:: OBJECTIVE ::
Write the material out again in full, exactly.

:: DATA LISTING ::
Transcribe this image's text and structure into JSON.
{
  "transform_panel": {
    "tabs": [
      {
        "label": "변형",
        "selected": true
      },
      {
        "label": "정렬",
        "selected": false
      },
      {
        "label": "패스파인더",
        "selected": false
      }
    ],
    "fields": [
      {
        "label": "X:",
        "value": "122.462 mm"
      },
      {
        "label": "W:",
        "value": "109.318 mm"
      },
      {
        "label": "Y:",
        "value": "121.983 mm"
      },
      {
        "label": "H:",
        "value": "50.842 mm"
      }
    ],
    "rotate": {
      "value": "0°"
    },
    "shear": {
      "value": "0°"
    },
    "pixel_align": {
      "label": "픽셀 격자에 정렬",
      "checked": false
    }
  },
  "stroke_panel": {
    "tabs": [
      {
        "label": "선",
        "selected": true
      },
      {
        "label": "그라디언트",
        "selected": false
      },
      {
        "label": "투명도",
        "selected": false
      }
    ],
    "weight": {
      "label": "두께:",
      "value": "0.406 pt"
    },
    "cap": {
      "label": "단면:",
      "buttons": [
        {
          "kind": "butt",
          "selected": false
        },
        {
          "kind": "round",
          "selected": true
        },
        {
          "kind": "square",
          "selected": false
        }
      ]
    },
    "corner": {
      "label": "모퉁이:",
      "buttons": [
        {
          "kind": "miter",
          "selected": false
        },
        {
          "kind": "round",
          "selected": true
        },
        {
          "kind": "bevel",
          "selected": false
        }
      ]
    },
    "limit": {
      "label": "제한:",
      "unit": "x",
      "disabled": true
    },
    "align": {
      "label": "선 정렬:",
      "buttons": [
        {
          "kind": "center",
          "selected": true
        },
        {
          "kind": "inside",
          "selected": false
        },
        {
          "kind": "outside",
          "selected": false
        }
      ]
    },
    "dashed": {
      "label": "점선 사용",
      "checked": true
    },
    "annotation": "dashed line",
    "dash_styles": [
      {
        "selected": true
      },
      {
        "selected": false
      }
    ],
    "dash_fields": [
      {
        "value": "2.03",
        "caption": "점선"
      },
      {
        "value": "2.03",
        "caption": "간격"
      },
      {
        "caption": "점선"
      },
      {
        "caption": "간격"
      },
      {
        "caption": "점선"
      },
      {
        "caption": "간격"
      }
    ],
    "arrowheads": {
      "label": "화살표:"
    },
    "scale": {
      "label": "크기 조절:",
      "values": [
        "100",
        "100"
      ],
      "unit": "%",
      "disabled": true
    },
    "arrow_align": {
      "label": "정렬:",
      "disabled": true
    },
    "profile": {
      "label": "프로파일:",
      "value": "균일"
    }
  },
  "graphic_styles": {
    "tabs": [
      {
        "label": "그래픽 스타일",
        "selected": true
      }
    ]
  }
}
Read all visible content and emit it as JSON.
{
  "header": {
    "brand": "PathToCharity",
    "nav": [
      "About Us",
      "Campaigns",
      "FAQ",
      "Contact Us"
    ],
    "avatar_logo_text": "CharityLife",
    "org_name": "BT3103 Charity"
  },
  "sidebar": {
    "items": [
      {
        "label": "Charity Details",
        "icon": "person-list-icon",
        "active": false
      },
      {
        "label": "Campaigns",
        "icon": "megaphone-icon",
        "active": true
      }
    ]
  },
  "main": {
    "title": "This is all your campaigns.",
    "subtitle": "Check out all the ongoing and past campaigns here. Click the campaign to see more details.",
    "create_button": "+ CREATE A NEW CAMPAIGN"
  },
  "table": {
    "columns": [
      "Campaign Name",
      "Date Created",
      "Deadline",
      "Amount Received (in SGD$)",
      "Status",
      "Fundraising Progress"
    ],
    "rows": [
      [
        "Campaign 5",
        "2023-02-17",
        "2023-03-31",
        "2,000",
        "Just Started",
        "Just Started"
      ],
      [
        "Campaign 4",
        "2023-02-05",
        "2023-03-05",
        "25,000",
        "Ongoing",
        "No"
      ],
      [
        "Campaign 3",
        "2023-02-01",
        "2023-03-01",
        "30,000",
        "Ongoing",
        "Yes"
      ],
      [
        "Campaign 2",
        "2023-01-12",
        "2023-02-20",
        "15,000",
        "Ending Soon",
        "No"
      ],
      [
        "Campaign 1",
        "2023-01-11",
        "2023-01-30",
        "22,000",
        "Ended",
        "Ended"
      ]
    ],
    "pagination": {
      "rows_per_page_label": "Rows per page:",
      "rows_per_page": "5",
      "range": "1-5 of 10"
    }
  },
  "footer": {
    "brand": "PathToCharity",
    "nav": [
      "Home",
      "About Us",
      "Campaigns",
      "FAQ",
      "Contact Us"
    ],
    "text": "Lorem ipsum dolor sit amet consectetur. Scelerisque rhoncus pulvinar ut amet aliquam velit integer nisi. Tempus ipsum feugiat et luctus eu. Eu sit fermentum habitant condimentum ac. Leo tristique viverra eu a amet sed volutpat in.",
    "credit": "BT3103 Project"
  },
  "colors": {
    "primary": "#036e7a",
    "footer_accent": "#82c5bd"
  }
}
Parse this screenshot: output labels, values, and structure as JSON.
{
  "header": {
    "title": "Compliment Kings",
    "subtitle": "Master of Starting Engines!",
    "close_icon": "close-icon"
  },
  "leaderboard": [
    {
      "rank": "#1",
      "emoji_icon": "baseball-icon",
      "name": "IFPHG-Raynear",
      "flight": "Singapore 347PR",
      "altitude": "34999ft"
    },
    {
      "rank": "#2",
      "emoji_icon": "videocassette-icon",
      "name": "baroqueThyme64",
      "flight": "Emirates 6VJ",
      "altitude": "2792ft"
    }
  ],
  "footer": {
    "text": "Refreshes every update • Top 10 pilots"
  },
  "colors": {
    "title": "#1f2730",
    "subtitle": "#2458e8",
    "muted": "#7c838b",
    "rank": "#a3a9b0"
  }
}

:: FINISHED TASK ::
Transcribe this image's text and structure into JSON.
{
  "transform_panel": {
    "tabs": [
      {
        "label": "변형",
        "selected": true
      },
      {
        "label": "정렬",
        "selected": false
      },
      {
        "label": "패스파인더",
        "selected": false
      }
    ],
    "fields": [
      {
        "label": "X:",
        "value": "122.462 mm"
      },
      {
        "label": "W:",
        "value": "109.318 mm"
      },
      {
        "label": "Y:",
        "value": "121.983 mm"
      },
      {
        "label": "H:",
        "value": "50.842 mm"
      }
    ],
    "rotate": {
      "value": "0°"
    },
    "shear": {
      "value": "0°"
    },
    "pixel_align": {
      "label": "픽셀 격자에 정렬",
      "checked": false
    }
  },
  "stroke_panel": {
    "tabs": [
      {
        "label": "선",
        "selected": true
      },
      {
        "label": "그라디언트",
        "selected": false
      },
      {
        "label": "투명도",
        "selected": false
      }
    ],
    "weight": {
      "label": "두께:",
      "value": "0.406 pt"
    },
    "cap": {
      "label": "단면:",
      "buttons": [
        {
          "kind": "butt",
          "selected": false
        },
        {
          "kind": "round",
          "selected": true
        },
        {
          "kind": "square",
          "selected": false
        }
      ]
    },
    "corner": {
      "label": "모퉁이:",
      "buttons": [
        {
          "kind": "miter",
          "selected": false
        },
        {
          "kind": "round",
          "selected": true
        },
        {
          "kind": "bevel",
          "selected": false
        }
      ]
    },
    "limit": {
      "label": "제한:",
      "unit": "x",
      "disabled": true
    },
    "align": {
      "label": "선 정렬:",
      "buttons": [
        {
          "kind": "center",
          "selected": true
        },
        {
          "kind": "inside",
          "selected": false
        },
        {
          "kind": "outside",
          "selected": false
        }
      ]
    },
    "dashed": {
      "label": "점선 사용",
      "checked": true
    },
    "annotation": "dashed line",
    "dash_styles": [
      {
        "selected": true
      },
      {
        "selected": false
      }
    ],
    "dash_fields": [
      {
        "value": "2.03",
        "caption": "점선"
      },
      {
        "value": "2.03",
        "caption": "간격"
      },
      {
        "caption": "점선"
      },
      {
        "caption": "간격"
      },
      {
        "caption": "점선"
      },
      {
        "caption": "간격"
      }
    ],
    "arrowheads": {
      "label": "화살표:"
    },
    "scale": {
      "label": "크기 조절:",
      "values": [
        "100",
        "100"
      ],
      "unit": "%",
      "disabled": true
    },
    "arrow_align": {
      "label": "정렬:",
      "disabled": true
    },
    "profile": {
      "label": "프로파일:",
      "value": "균일"
    }
  },
  "graphic_styles": {
    "tabs": [
      {
        "label": "그래픽 스타일",
        "selected": true
      }
    ]
  }
}
Read all visible content and emit it as JSON.
{
  "header": {
    "brand": "PathToCharity",
    "nav": [
      "About Us",
      "Campaigns",
      "FAQ",
      "Contact Us"
    ],
    "avatar_logo_text": "CharityLife",
    "org_name": "BT3103 Charity"
  },
  "sidebar": {
    "items": [
      {
        "label": "Charity Details",
        "icon": "person-list-icon",
        "active": false
      },
      {
        "label": "Campaigns",
        "icon": "megaphone-icon",
        "active": true
      }
    ]
  },
  "main": {
    "title": "This is all your campaigns.",
    "subtitle": "Check out all the ongoing and past campaigns here. Click the campaign to see more details.",
    "create_button": "+ CREATE A NEW CAMPAIGN"
  },
  "table": {
    "columns": [
      "Campaign Name",
      "Date Created",
      "Deadline",
      "Amount Received (in SGD$)",
      "Status",
      "Fundraising Progress"
    ],
    "rows": [
      [
        "Campaign 5",
        "2023-02-17",
        "2023-03-31",
        "2,000",
        "Just Started",
        "Just Started"
      ],
      [
        "Campaign 4",
        "2023-02-05",
        "2023-03-05",
        "25,000",
        "Ongoing",
        "No"
      ],
      [
        "Campaign 3",
        "2023-02-01",
        "2023-03-01",
        "30,000",
        "Ongoing",
        "Yes"
      ],
      [
        "Campaign 2",
        "2023-01-12",
        "2023-02-20",
        "15,000",
        "Ending Soon",
        "No"
      ],
      [
        "Campaign 1",
        "2023-01-11",
        "2023-01-30",
        "22,000",
        "Ended",
        "Ended"
      ]
    ],
    "pagination": {
      "rows_per_page_label": "Rows per page:",
      "rows_per_page": "5",
      "range": "1-5 of 10"
    }
  },
  "footer": {
    "brand": "PathToCharity",
    "nav": [
      "Home",
      "About Us",
      "Campaigns",
      "FAQ",
      "Contact Us"
    ],
    "text": "Lorem ipsum dolor sit amet consectetur. Scelerisque rhoncus pulvinar ut amet aliquam velit integer nisi. Tempus ipsum feugiat et luctus eu. Eu sit fermentum habitant condimentum ac. Leo tristique viverra eu a amet sed volutpat in.",
    "credit": "BT3103 Project"
  },
  "colors": {
    "primary": "#036e7a",
    "footer_accent": "#82c5bd"
  }
}
Parse this screenshot: output labels, values, and structure as JSON.
{
  "header": {
    "title": "Compliment Kings",
    "subtitle": "Master of Starting Engines!",
    "close_icon": "close-icon"
  },
  "leaderboard": [
    {
      "rank": "#1",
      "emoji_icon": "baseball-icon",
      "name": "IFPHG-Raynear",
      "flight": "Singapore 347PR",
      "altitude": "34999ft"
    },
    {
      "rank": "#2",
      "emoji_icon": "videocassette-icon",
      "name": "baroqueThyme64",
      "flight": "Emirates 6VJ",
      "altitude": "2792ft"
    }
  ],
  "footer": {
    "text": "Refreshes every update • Top 10 pilots"
  },
  "colors": {
    "title": "#1f2730",
    "subtitle": "#2458e8",
    "muted": "#7c838b",
    "rank": "#a3a9b0"
  }
}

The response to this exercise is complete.